**WHAT YOU HAVE TO DO**
Transcribe all of the data below line for line, without any alteration, and omit the pictures.

**EXCERPTED RECORDS**
————————

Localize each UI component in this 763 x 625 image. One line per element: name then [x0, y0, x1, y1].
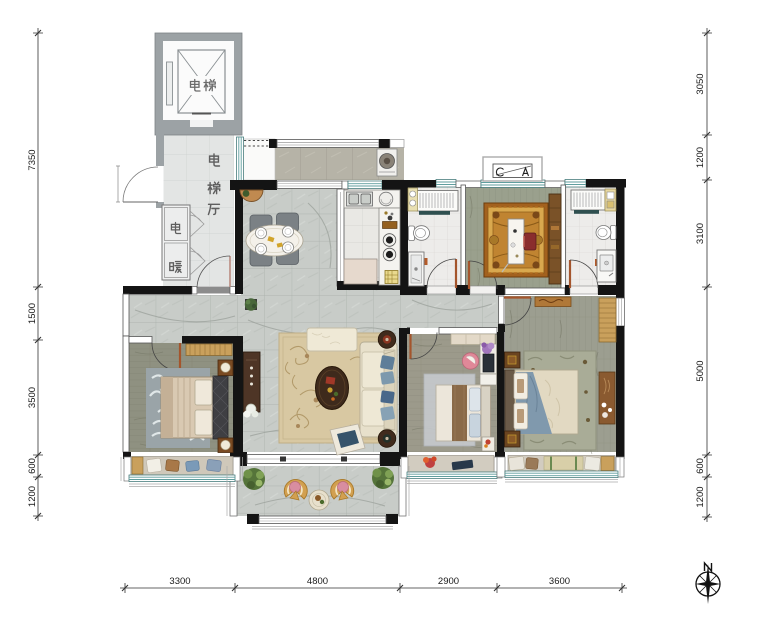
svg-text:1200: 1200 [695, 486, 706, 507]
svg-text:600: 600 [695, 458, 706, 474]
svg-text:2900: 2900 [438, 576, 459, 587]
svg-text:1200: 1200 [695, 147, 706, 168]
svg-text:3100: 3100 [695, 223, 706, 244]
svg-text:3500: 3500 [27, 387, 38, 408]
svg-text:7350: 7350 [27, 149, 38, 170]
svg-text:5000: 5000 [695, 360, 706, 381]
svg-text:3600: 3600 [549, 576, 570, 587]
svg-text:3050: 3050 [695, 73, 706, 94]
svg-text:4800: 4800 [307, 576, 328, 587]
svg-text:1500: 1500 [27, 303, 38, 324]
svg-text:3300: 3300 [169, 576, 190, 587]
svg-text:1200: 1200 [27, 486, 38, 507]
svg-text:600: 600 [27, 458, 38, 474]
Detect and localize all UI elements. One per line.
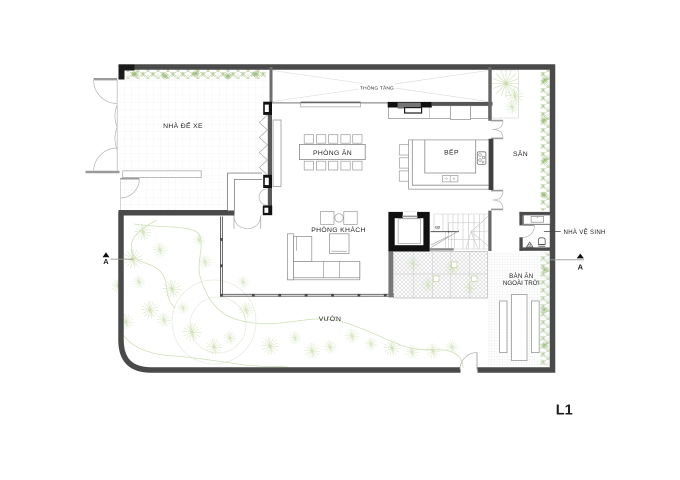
svg-text:PHÒNG ĂN: PHÒNG ĂN bbox=[313, 148, 352, 157]
svg-text:NGOÀI TRỜI: NGOÀI TRỜI bbox=[503, 280, 540, 287]
svg-text:THÔNG TẦNG: THÔNG TẦNG bbox=[360, 85, 394, 92]
svg-text:A: A bbox=[103, 257, 109, 266]
svg-text:L1: L1 bbox=[556, 403, 573, 419]
svg-text:PHÒNG KHÁCH: PHÒNG KHÁCH bbox=[311, 225, 365, 234]
svg-text:NHÀ VỆ SINH: NHÀ VỆ SINH bbox=[564, 228, 606, 236]
svg-text:BÀN ĂN: BÀN ĂN bbox=[509, 273, 533, 280]
svg-text:SÂN: SÂN bbox=[513, 149, 528, 158]
svg-text:A: A bbox=[578, 263, 584, 272]
svg-text:VƯỜN: VƯỜN bbox=[319, 314, 341, 323]
svg-text:up: up bbox=[435, 225, 441, 230]
svg-text:NHÀ ĐỂ XE: NHÀ ĐỂ XE bbox=[163, 121, 203, 130]
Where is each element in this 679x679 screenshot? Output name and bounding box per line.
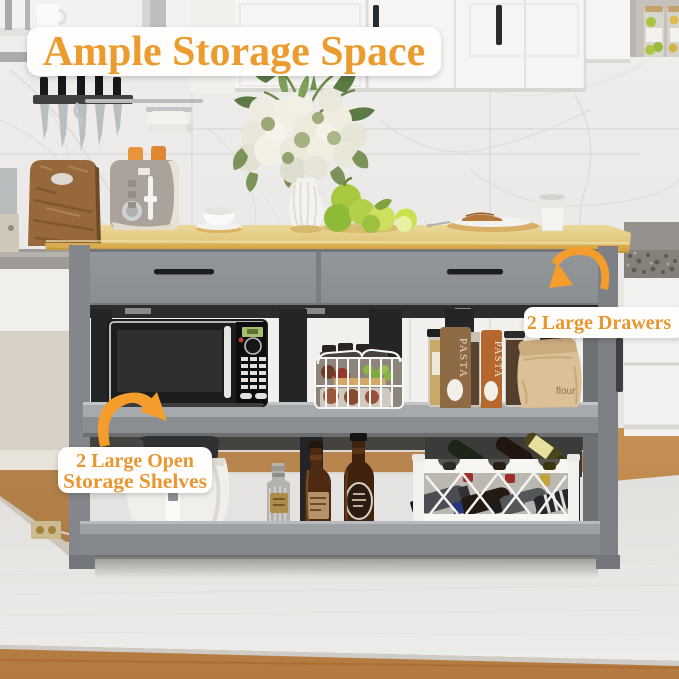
svg-text:2 Large Drawers: 2 Large Drawers	[527, 312, 672, 334]
svg-text:PASTA: PASTA	[457, 338, 469, 378]
svg-text:Ample Storage Space: Ample Storage Space	[43, 29, 426, 75]
svg-text:PASTA: PASTA	[492, 341, 503, 378]
svg-text:flour: flour	[556, 386, 576, 397]
svg-text:Storage Shelves: Storage Shelves	[63, 469, 207, 493]
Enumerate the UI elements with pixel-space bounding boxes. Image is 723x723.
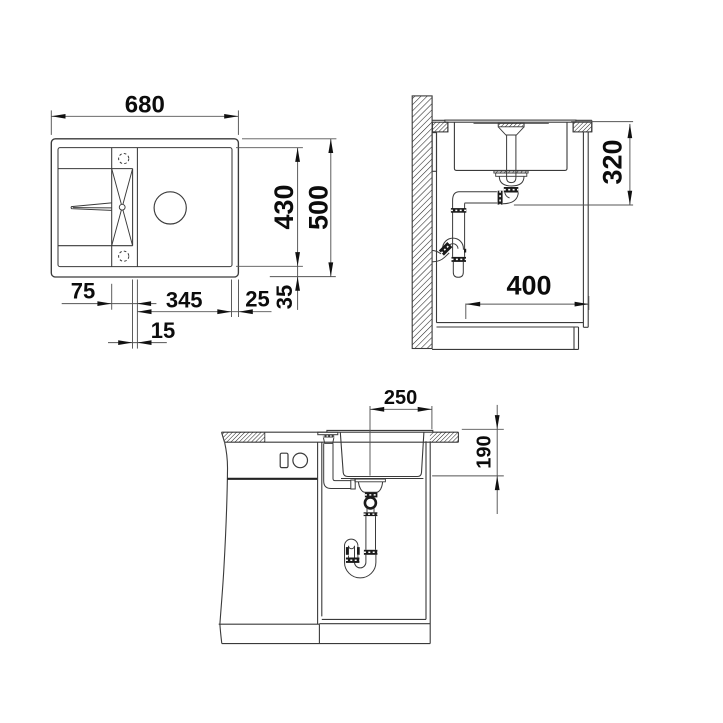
svg-text:15: 15	[151, 318, 175, 343]
svg-text:250: 250	[384, 387, 417, 409]
svg-text:25: 25	[245, 287, 269, 312]
svg-text:320: 320	[598, 139, 628, 184]
svg-text:430: 430	[269, 184, 299, 229]
svg-text:400: 400	[506, 271, 551, 301]
svg-text:500: 500	[303, 185, 333, 230]
svg-text:35: 35	[272, 285, 297, 309]
svg-text:190: 190	[474, 435, 496, 468]
svg-text:75: 75	[71, 279, 95, 304]
svg-text:345: 345	[166, 287, 203, 312]
svg-text:680: 680	[125, 92, 165, 119]
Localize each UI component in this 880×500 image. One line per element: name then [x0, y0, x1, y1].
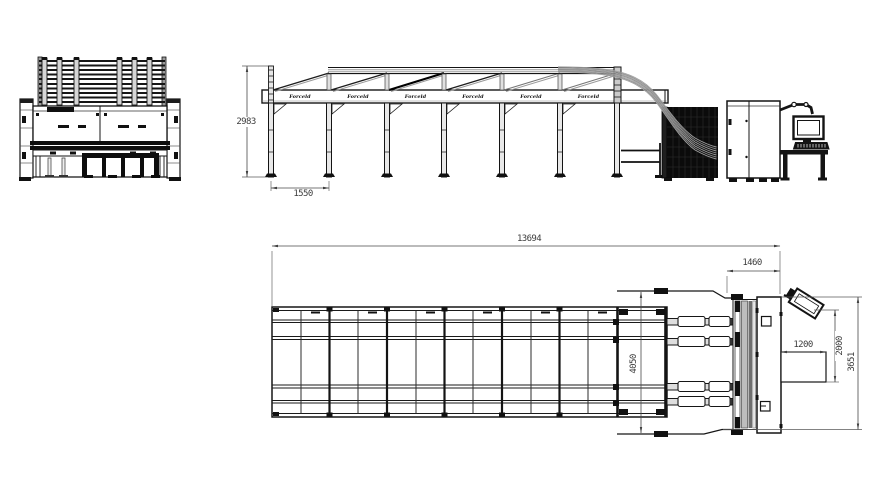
beam-corbels: [274, 104, 575, 114]
brand-plate: Forceld: [396, 93, 436, 101]
machine-body-front: [30, 106, 170, 156]
brand-plate: Forceld: [280, 93, 320, 101]
transfer-rails: [667, 317, 735, 407]
engineering-drawing-page: Forceld Forceld Forceld Forceld Forceld …: [0, 0, 880, 500]
machine-plan: [731, 294, 783, 435]
side-view: [242, 66, 829, 191]
front-view: [19, 57, 181, 181]
keyboard-icon: [794, 143, 830, 150]
conveyor-bed-grid: [272, 307, 667, 417]
brand-plate: Forceld: [338, 93, 378, 101]
brand-plate: Forceld: [511, 93, 551, 101]
dim-outfeed-length: [727, 271, 780, 293]
drawing-canvas: [0, 0, 880, 500]
support-frame: [262, 66, 668, 178]
dim-label-bed-width: 4050: [629, 349, 639, 379]
frame-posts: [265, 103, 623, 177]
dim-label-frame-height: 2983: [231, 117, 261, 127]
dim-label-bay-width: 1550: [288, 189, 318, 199]
dim-label-machine-width: 3651: [847, 347, 857, 377]
brand-plate: Forceld: [453, 93, 493, 101]
console-table-plan: [781, 352, 826, 382]
control-cabinet: [727, 101, 780, 182]
monitor-screen: [798, 121, 820, 136]
monitor-plan: [784, 285, 824, 318]
operator-table: [780, 150, 828, 181]
dim-label-total-length: 13694: [509, 234, 549, 244]
front-logo-plate: [47, 107, 74, 112]
plan-view: [272, 246, 862, 437]
dim-label-console-depth: 2000: [835, 331, 845, 361]
platform-rail: [621, 143, 660, 177]
dim-label-console-width: 1200: [788, 340, 818, 350]
dim-label-outfeed-length: 1460: [737, 258, 767, 268]
control-monitor: [780, 102, 829, 149]
machine-base-front: [33, 153, 167, 178]
dim-total-length: [272, 246, 780, 306]
pallet-stack-icon: [38, 57, 166, 106]
brand-plate: Forceld: [569, 93, 609, 101]
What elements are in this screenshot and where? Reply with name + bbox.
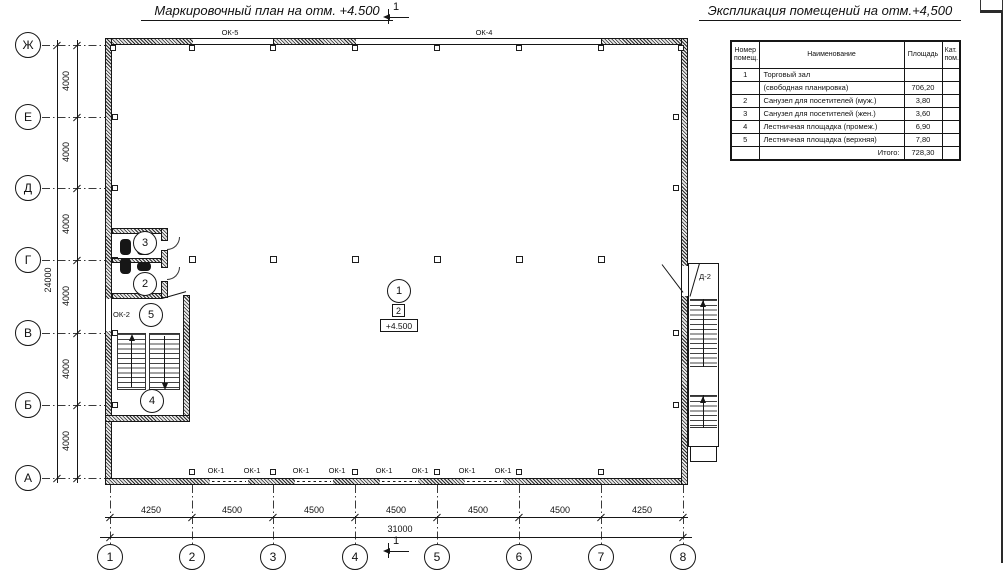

————————

**EXERCISE RESPONSE**
Localize each UI component in this 763 x 625 image. One line per element: name then [x0, y0, x1, y1].
svg-text:1200: 1200 [695, 486, 706, 507]
svg-text:600: 600 [695, 458, 706, 474]
svg-text:2900: 2900 [438, 576, 459, 587]
svg-text:1200: 1200 [695, 147, 706, 168]
svg-text:3100: 3100 [695, 223, 706, 244]
svg-text:3500: 3500 [27, 387, 38, 408]
svg-text:7350: 7350 [27, 149, 38, 170]
svg-text:5000: 5000 [695, 360, 706, 381]
svg-text:3600: 3600 [549, 576, 570, 587]
svg-text:3050: 3050 [695, 73, 706, 94]
svg-text:4800: 4800 [307, 576, 328, 587]
svg-text:1500: 1500 [27, 303, 38, 324]
svg-text:3300: 3300 [169, 576, 190, 587]
svg-text:1200: 1200 [27, 486, 38, 507]
svg-text:600: 600 [27, 458, 38, 474]
Detect and localize all UI elements. One per line.
svg-text:PHÒNG ĂN: PHÒNG ĂN bbox=[313, 148, 352, 157]
svg-text:NGOÀI TRỜI: NGOÀI TRỜI bbox=[503, 280, 540, 287]
svg-text:THÔNG TẦNG: THÔNG TẦNG bbox=[360, 85, 394, 92]
svg-text:A: A bbox=[103, 257, 109, 266]
svg-text:L1: L1 bbox=[556, 403, 573, 419]
svg-text:PHÒNG KHÁCH: PHÒNG KHÁCH bbox=[311, 225, 365, 234]
svg-text:NHÀ VỆ SINH: NHÀ VỆ SINH bbox=[564, 228, 606, 236]
svg-text:BÀN ĂN: BÀN ĂN bbox=[509, 273, 533, 280]
svg-text:SÂN: SÂN bbox=[513, 149, 528, 158]
svg-text:A: A bbox=[578, 263, 584, 272]
svg-text:VƯỜN: VƯỜN bbox=[319, 314, 341, 323]
svg-text:up: up bbox=[435, 225, 441, 230]
svg-text:NHÀ ĐỂ XE: NHÀ ĐỂ XE bbox=[163, 121, 203, 130]
Where is each element in this 679x679 screenshot? Output name and bounding box per line.
svg-text:2 Large Drawers: 2 Large Drawers	[527, 312, 672, 334]
svg-text:PASTA: PASTA	[457, 338, 469, 378]
svg-text:Ample Storage Space: Ample Storage Space	[43, 29, 426, 75]
svg-text:PASTA: PASTA	[492, 341, 503, 378]
svg-text:flour: flour	[556, 386, 576, 397]
svg-text:Storage Shelves: Storage Shelves	[63, 469, 207, 493]
Enumerate the UI elements with pixel-space bounding boxes. Image is 723x723.
svg-text:15: 15	[151, 318, 175, 343]
svg-text:250: 250	[384, 387, 417, 409]
svg-text:25: 25	[245, 287, 269, 312]
svg-text:320: 320	[598, 139, 628, 184]
svg-text:430: 430	[269, 184, 299, 229]
svg-text:400: 400	[506, 271, 551, 301]
svg-text:500: 500	[303, 185, 333, 230]
svg-text:35: 35	[272, 285, 297, 309]
svg-text:190: 190	[474, 435, 496, 468]
svg-text:75: 75	[71, 279, 95, 304]
svg-text:345: 345	[166, 287, 203, 312]
svg-text:680: 680	[125, 92, 165, 119]
Localize each UI component in this 880×500 image. One line per element: name then [x0, y0, x1, y1].
beam-corbels: [274, 104, 575, 114]
brand-plate: Forceld: [396, 93, 436, 101]
machine-body-front: [30, 106, 170, 156]
brand-plate: Forceld: [280, 93, 320, 101]
transfer-rails: [667, 317, 735, 407]
engineering-drawing-page: Forceld Forceld Forceld Forceld Forceld …: [0, 0, 880, 500]
machine-plan: [731, 294, 783, 435]
side-view: [242, 66, 829, 191]
front-view: [19, 57, 181, 181]
keyboard-icon: [794, 143, 830, 150]
conveyor-bed-grid: [272, 307, 667, 417]
brand-plate: Forceld: [338, 93, 378, 101]
brand-plate: Forceld: [511, 93, 551, 101]
dim-outfeed-length: [727, 271, 780, 293]
drawing-canvas: [0, 0, 880, 500]
support-frame: [262, 66, 668, 178]
dim-label-bed-width: 4050: [629, 349, 639, 379]
frame-posts: [265, 103, 623, 177]
dim-label-frame-height: 2983: [231, 117, 261, 127]
dim-label-bay-width: 1550: [288, 189, 318, 199]
dim-label-machine-width: 3651: [847, 347, 857, 377]
brand-plate: Forceld: [453, 93, 493, 101]
console-table-plan: [781, 352, 826, 382]
control-cabinet: [727, 101, 780, 182]
monitor-screen: [798, 121, 820, 136]
monitor-plan: [784, 285, 824, 318]
operator-table: [780, 150, 828, 181]
dim-label-total-length: 13694: [509, 234, 549, 244]
front-logo-plate: [47, 107, 74, 112]
plan-view: [272, 246, 862, 437]
dim-label-console-depth: 2000: [835, 331, 845, 361]
platform-rail: [621, 143, 660, 177]
dim-label-console-width: 1200: [788, 340, 818, 350]
dim-label-outfeed-length: 1460: [737, 258, 767, 268]
control-monitor: [780, 102, 829, 149]
machine-base-front: [33, 153, 167, 178]
dim-total-length: [272, 246, 780, 306]
pallet-stack-icon: [38, 57, 166, 106]
brand-plate: Forceld: [569, 93, 609, 101]
What elements are in this screenshot and where? Reply with name + bbox.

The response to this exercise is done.